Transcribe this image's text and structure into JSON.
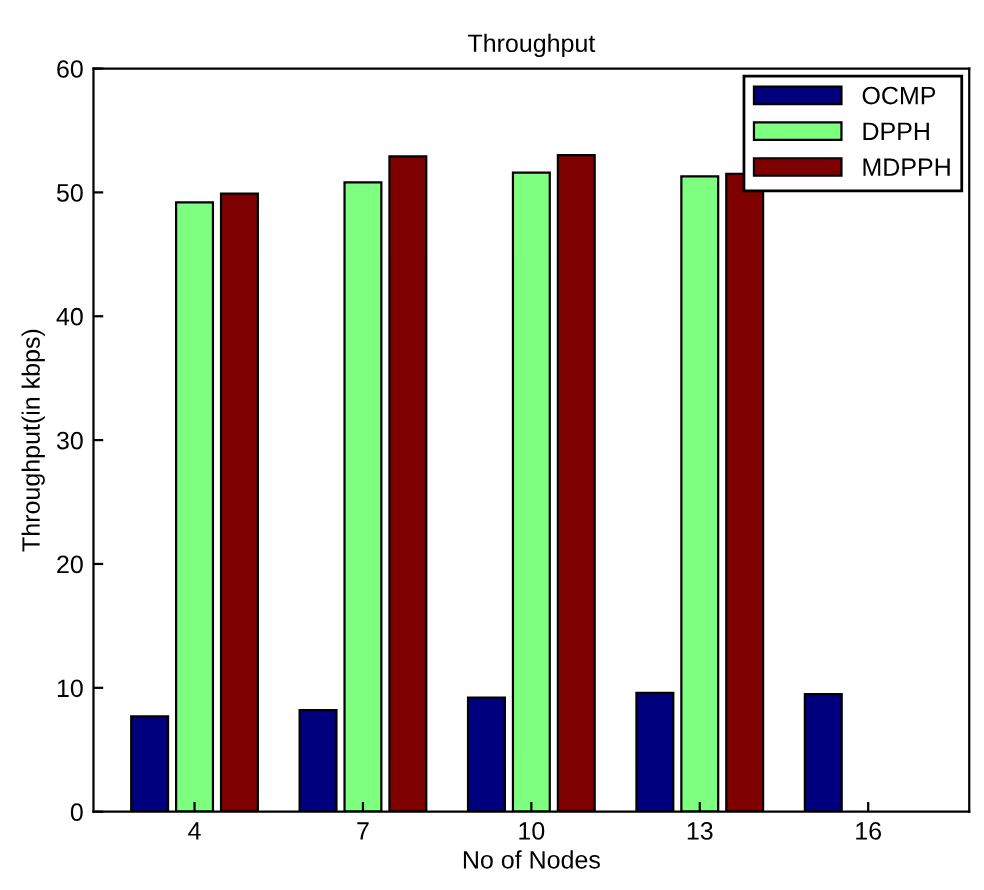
{
  "chart_data": {
    "type": "bar",
    "title": "Throughput",
    "xlabel": "No of Nodes",
    "ylabel": "Throughput(in kbps)",
    "categories": [
      "4",
      "7",
      "10",
      "13",
      "16"
    ],
    "series": [
      {
        "name": "OCMP",
        "color": "#00007f",
        "values": [
          7.7,
          8.2,
          9.2,
          9.6,
          9.5
        ]
      },
      {
        "name": "DPPH",
        "color": "#7fff7f",
        "values": [
          49.2,
          50.8,
          51.6,
          51.3,
          null
        ]
      },
      {
        "name": "MDPPH",
        "color": "#7f0000",
        "values": [
          49.9,
          52.9,
          53.0,
          51.5,
          null
        ]
      }
    ],
    "ylim": [
      0,
      60
    ],
    "yticks": [
      0,
      10,
      20,
      30,
      40,
      50,
      60
    ],
    "grid": false,
    "legend": "top right"
  }
}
++++++++
**AIM OF THE EXERCISE:** From the material above, gather all lines that include the string "Throughput" and copy them.

**WORKED SOLUTION:**
    "title": "Throughput",
    "ylabel": "Throughput(in kbps)",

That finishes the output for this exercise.